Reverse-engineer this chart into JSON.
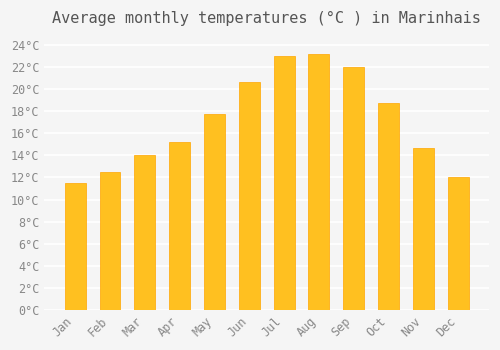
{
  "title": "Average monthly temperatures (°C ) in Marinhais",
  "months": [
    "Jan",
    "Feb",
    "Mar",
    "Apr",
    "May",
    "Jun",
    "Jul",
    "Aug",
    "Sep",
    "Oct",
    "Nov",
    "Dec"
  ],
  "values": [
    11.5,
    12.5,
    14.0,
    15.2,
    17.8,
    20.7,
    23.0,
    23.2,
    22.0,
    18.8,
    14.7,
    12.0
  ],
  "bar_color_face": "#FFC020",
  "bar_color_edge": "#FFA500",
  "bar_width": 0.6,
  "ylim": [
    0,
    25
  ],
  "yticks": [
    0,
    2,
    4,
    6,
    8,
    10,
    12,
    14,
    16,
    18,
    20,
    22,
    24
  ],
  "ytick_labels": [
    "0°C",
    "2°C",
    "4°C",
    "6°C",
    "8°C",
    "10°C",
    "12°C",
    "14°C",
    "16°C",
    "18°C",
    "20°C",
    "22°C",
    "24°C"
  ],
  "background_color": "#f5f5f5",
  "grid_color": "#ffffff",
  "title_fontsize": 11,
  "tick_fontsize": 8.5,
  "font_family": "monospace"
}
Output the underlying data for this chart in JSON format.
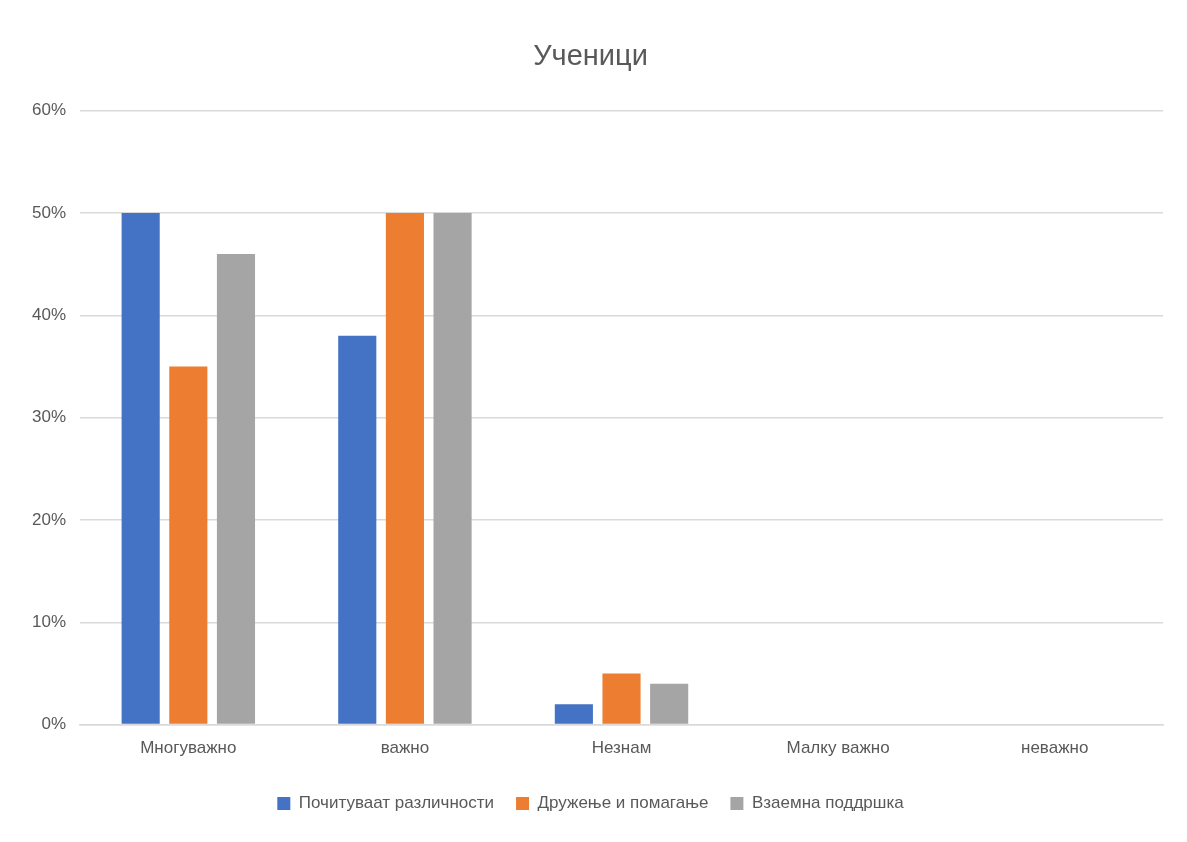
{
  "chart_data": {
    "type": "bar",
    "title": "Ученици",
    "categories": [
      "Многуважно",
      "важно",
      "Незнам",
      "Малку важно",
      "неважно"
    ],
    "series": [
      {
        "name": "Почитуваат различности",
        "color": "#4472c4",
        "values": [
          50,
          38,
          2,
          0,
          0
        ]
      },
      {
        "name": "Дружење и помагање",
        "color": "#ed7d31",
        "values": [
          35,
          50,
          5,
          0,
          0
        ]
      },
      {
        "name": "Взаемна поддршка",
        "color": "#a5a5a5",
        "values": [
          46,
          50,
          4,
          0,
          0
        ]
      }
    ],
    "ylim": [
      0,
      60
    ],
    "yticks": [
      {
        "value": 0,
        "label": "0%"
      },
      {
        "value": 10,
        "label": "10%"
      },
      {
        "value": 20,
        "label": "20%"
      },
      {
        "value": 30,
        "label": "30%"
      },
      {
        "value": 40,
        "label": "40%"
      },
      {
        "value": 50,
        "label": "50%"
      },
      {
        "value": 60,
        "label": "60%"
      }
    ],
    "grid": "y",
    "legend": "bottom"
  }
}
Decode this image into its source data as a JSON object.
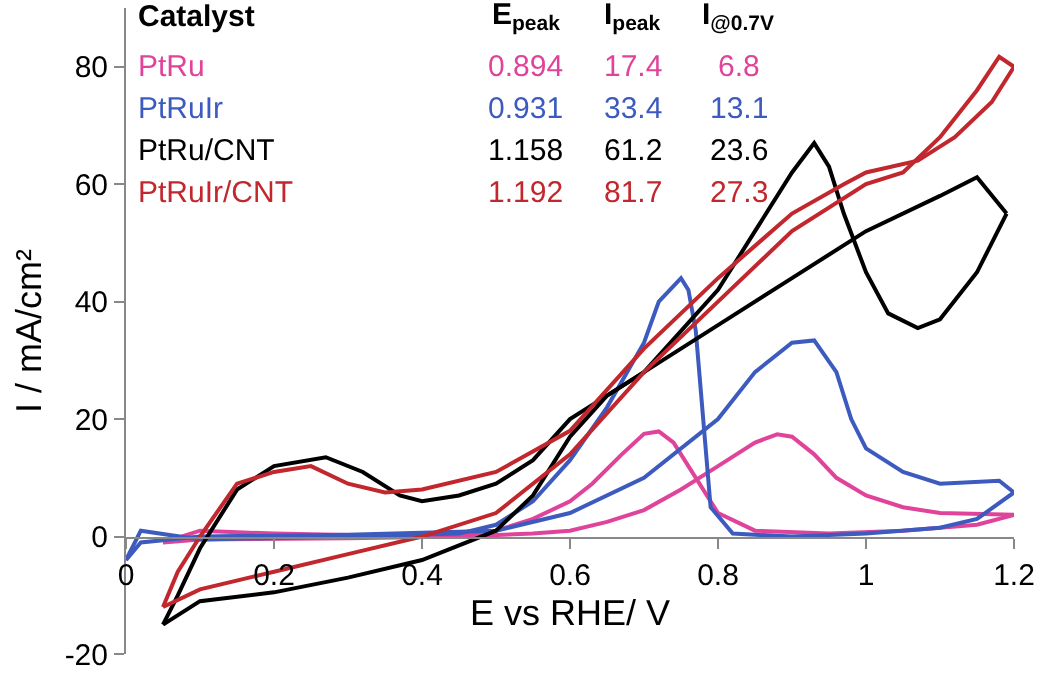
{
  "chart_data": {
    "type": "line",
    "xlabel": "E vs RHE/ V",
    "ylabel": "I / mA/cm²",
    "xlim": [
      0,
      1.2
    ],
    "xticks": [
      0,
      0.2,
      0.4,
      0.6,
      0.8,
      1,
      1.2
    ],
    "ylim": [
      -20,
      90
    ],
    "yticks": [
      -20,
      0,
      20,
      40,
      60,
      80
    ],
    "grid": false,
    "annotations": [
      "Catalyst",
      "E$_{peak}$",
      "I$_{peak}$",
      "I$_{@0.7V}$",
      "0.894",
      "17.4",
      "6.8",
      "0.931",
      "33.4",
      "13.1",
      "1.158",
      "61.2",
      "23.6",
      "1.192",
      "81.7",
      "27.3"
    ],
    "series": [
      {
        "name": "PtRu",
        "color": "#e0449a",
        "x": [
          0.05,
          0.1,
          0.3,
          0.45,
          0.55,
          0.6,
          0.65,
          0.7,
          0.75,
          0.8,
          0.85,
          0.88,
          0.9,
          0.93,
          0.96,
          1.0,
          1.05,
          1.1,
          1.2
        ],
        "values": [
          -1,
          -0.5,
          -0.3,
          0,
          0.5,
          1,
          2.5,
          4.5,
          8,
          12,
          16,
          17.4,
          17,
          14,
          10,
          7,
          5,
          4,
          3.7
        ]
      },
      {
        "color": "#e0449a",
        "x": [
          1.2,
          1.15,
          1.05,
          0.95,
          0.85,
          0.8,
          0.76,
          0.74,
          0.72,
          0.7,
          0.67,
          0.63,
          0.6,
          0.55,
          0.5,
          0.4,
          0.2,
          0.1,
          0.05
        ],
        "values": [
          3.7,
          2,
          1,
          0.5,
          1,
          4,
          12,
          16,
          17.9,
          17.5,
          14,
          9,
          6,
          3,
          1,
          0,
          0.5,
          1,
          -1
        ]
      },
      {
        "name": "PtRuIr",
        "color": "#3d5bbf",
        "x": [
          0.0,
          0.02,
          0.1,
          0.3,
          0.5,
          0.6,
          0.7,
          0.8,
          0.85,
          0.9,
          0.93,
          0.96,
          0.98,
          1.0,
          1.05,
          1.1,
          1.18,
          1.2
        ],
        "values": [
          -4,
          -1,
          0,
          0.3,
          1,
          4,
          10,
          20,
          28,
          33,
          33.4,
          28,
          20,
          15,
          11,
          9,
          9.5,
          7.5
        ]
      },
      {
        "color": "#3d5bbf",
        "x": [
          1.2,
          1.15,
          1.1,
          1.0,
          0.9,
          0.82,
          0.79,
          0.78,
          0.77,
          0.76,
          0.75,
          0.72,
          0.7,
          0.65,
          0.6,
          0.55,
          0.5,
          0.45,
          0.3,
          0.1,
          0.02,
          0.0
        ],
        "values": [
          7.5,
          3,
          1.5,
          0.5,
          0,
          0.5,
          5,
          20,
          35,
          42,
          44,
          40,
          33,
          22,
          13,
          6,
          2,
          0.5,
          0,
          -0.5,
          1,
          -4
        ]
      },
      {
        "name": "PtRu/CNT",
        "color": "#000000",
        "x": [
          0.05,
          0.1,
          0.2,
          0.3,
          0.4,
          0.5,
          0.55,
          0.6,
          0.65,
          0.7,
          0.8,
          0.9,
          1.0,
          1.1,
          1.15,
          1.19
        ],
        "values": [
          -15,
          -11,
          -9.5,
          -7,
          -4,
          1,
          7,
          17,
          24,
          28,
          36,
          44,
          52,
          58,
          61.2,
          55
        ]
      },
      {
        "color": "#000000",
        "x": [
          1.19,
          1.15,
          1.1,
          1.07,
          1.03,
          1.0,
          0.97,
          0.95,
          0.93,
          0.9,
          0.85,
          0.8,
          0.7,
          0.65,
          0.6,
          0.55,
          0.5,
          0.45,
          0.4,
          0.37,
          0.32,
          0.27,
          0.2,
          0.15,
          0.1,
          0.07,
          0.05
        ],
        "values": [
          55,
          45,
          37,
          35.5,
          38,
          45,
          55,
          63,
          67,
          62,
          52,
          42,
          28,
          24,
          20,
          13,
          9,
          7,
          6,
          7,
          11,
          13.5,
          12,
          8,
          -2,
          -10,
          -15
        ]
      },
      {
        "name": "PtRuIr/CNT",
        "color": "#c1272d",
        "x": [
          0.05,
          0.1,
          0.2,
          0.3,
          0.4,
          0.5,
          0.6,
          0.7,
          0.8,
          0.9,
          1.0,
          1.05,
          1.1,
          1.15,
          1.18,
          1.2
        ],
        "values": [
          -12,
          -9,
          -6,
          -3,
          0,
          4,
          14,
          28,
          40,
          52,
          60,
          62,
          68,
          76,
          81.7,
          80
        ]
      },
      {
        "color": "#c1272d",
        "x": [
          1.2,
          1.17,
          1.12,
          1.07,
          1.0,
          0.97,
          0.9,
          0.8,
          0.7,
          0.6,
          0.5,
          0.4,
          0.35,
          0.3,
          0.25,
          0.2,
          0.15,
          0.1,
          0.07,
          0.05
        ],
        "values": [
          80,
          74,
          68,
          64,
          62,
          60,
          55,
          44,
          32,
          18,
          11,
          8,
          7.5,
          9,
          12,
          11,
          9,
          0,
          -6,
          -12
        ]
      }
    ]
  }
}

* * *

Write out again every line above exactly as given; the pictures do not belong in the copy.

THE ANSWER:
Reverse-engineer this chart into JSON.
{
  "title": "Average monthly temperatures (°C ) in Marinhais",
  "months": [
    "Jan",
    "Feb",
    "Mar",
    "Apr",
    "May",
    "Jun",
    "Jul",
    "Aug",
    "Sep",
    "Oct",
    "Nov",
    "Dec"
  ],
  "values": [
    11.5,
    12.5,
    14.0,
    15.2,
    17.8,
    20.7,
    23.0,
    23.2,
    22.0,
    18.8,
    14.7,
    12.0
  ],
  "bar_color_face": "#FFC020",
  "bar_color_edge": "#FFA500",
  "bar_width": 0.6,
  "ylim": [
    0,
    25
  ],
  "yticks": [
    0,
    2,
    4,
    6,
    8,
    10,
    12,
    14,
    16,
    18,
    20,
    22,
    24
  ],
  "ytick_labels": [
    "0°C",
    "2°C",
    "4°C",
    "6°C",
    "8°C",
    "10°C",
    "12°C",
    "14°C",
    "16°C",
    "18°C",
    "20°C",
    "22°C",
    "24°C"
  ],
  "background_color": "#f5f5f5",
  "grid_color": "#ffffff",
  "title_fontsize": 11,
  "tick_fontsize": 8.5,
  "font_family": "monospace"
}
Output the underlying data for this chart in JSON format.
{
  "chart_data": {
    "type": "bar",
    "title": "Ученици",
    "categories": [
      "Многуважно",
      "важно",
      "Незнам",
      "Малку важно",
      "неважно"
    ],
    "series": [
      {
        "name": "Почитуваат различности",
        "color": "#4472c4",
        "values": [
          50,
          38,
          2,
          0,
          0
        ]
      },
      {
        "name": "Дружење и помагање",
        "color": "#ed7d31",
        "values": [
          35,
          50,
          5,
          0,
          0
        ]
      },
      {
        "name": "Взаемна поддршка",
        "color": "#a5a5a5",
        "values": [
          46,
          50,
          4,
          0,
          0
        ]
      }
    ],
    "ylim": [
      0,
      60
    ],
    "yticks": [
      {
        "value": 0,
        "label": "0%"
      },
      {
        "value": 10,
        "label": "10%"
      },
      {
        "value": 20,
        "label": "20%"
      },
      {
        "value": 30,
        "label": "30%"
      },
      {
        "value": 40,
        "label": "40%"
      },
      {
        "value": 50,
        "label": "50%"
      },
      {
        "value": 60,
        "label": "60%"
      }
    ],
    "grid": "y",
    "legend": "bottom"
  }
}
Decode this image into its source data as a JSON object.
{
  "chart_data": {
    "type": "line",
    "xlabel": "E vs RHE/ V",
    "ylabel": "I / mA/cm²",
    "xlim": [
      0,
      1.2
    ],
    "xticks": [
      0,
      0.2,
      0.4,
      0.6,
      0.8,
      1,
      1.2
    ],
    "ylim": [
      -20,
      90
    ],
    "yticks": [
      -20,
      0,
      20,
      40,
      60,
      80
    ],
    "grid": false,
    "annotations": [
      "Catalyst",
      "E$_{peak}$",
      "I$_{peak}$",
      "I$_{@0.7V}$",
      "0.894",
      "17.4",
      "6.8",
      "0.931",
      "33.4",
      "13.1",
      "1.158",
      "61.2",
      "23.6",
      "1.192",
      "81.7",
      "27.3"
    ],
    "series": [
      {
        "name": "PtRu",
        "color": "#e0449a",
        "x": [
          0.05,
          0.1,
          0.3,
          0.45,
          0.55,
          0.6,
          0.65,
          0.7,
          0.75,
          0.8,
          0.85,
          0.88,
          0.9,
          0.93,
          0.96,
          1.0,
          1.05,
          1.1,
          1.2
        ],
        "values": [
          -1,
          -0.5,
          -0.3,
          0,
          0.5,
          1,
          2.5,
          4.5,
          8,
          12,
          16,
          17.4,
          17,
          14,
          10,
          7,
          5,
          4,
          3.7
        ]
      },
      {
        "color": "#e0449a",
        "x": [
          1.2,
          1.15,
          1.05,
          0.95,
          0.85,
          0.8,
          0.76,
          0.74,
          0.72,
          0.7,
          0.67,
          0.63,
          0.6,
          0.55,
          0.5,
          0.4,
          0.2,
          0.1,
          0.05
        ],
        "values": [
          3.7,
          2,
          1,
          0.5,
          1,
          4,
          12,
          16,
          17.9,
          17.5,
          14,
          9,
          6,
          3,
          1,
          0,
          0.5,
          1,
          -1
        ]
      },
      {
        "name": "PtRuIr",
        "color": "#3d5bbf",
        "x": [
          0.0,
          0.02,
          0.1,
          0.3,
          0.5,
          0.6,
          0.7,
          0.8,
          0.85,
          0.9,
          0.93,
          0.96,
          0.98,
          1.0,
          1.05,
          1.1,
          1.18,
          1.2
        ],
        "values": [
          -4,
          -1,
          0,
          0.3,
          1,
          4,
          10,
          20,
          28,
          33,
          33.4,
          28,
          20,
          15,
          11,
          9,
          9.5,
          7.5
        ]
      },
      {
        "color": "#3d5bbf",
        "x": [
          1.2,
          1.15,
          1.1,
          1.0,
          0.9,
          0.82,
          0.79,
          0.78,
          0.77,
          0.76,
          0.75,
          0.72,
          0.7,
          0.65,
          0.6,
          0.55,
          0.5,
          0.45,
          0.3,
          0.1,
          0.02,
          0.0
        ],
        "values": [
          7.5,
          3,
          1.5,
          0.5,
          0,
          0.5,
          5,
          20,
          35,
          42,
          44,
          40,
          33,
          22,
          13,
          6,
          2,
          0.5,
          0,
          -0.5,
          1,
          -4
        ]
      },
      {
        "name": "PtRu/CNT",
        "color": "#000000",
        "x": [
          0.05,
          0.1,
          0.2,
          0.3,
          0.4,
          0.5,
          0.55,
          0.6,
          0.65,
          0.7,
          0.8,
          0.9,
          1.0,
          1.1,
          1.15,
          1.19
        ],
        "values": [
          -15,
          -11,
          -9.5,
          -7,
          -4,
          1,
          7,
          17,
          24,
          28,
          36,
          44,
          52,
          58,
          61.2,
          55
        ]
      },
      {
        "color": "#000000",
        "x": [
          1.19,
          1.15,
          1.1,
          1.07,
          1.03,
          1.0,
          0.97,
          0.95,
          0.93,
          0.9,
          0.85,
          0.8,
          0.7,
          0.65,
          0.6,
          0.55,
          0.5,
          0.45,
          0.4,
          0.37,
          0.32,
          0.27,
          0.2,
          0.15,
          0.1,
          0.07,
          0.05
        ],
        "values": [
          55,
          45,
          37,
          35.5,
          38,
          45,
          55,
          63,
          67,
          62,
          52,
          42,
          28,
          24,
          20,
          13,
          9,
          7,
          6,
          7,
          11,
          13.5,
          12,
          8,
          -2,
          -10,
          -15
        ]
      },
      {
        "name": "PtRuIr/CNT",
        "color": "#c1272d",
        "x": [
          0.05,
          0.1,
          0.2,
          0.3,
          0.4,
          0.5,
          0.6,
          0.7,
          0.8,
          0.9,
          1.0,
          1.05,
          1.1,
          1.15,
          1.18,
          1.2
        ],
        "values": [
          -12,
          -9,
          -6,
          -3,
          0,
          4,
          14,
          28,
          40,
          52,
          60,
          62,
          68,
          76,
          81.7,
          80
        ]
      },
      {
        "color": "#c1272d",
        "x": [
          1.2,
          1.17,
          1.12,
          1.07,
          1.0,
          0.97,
          0.9,
          0.8,
          0.7,
          0.6,
          0.5,
          0.4,
          0.35,
          0.3,
          0.25,
          0.2,
          0.15,
          0.1,
          0.07,
          0.05
        ],
        "values": [
          80,
          74,
          68,
          64,
          62,
          60,
          55,
          44,
          32,
          18,
          11,
          8,
          7.5,
          9,
          12,
          11,
          9,
          0,
          -6,
          -12
        ]
      }
    ]
  }
}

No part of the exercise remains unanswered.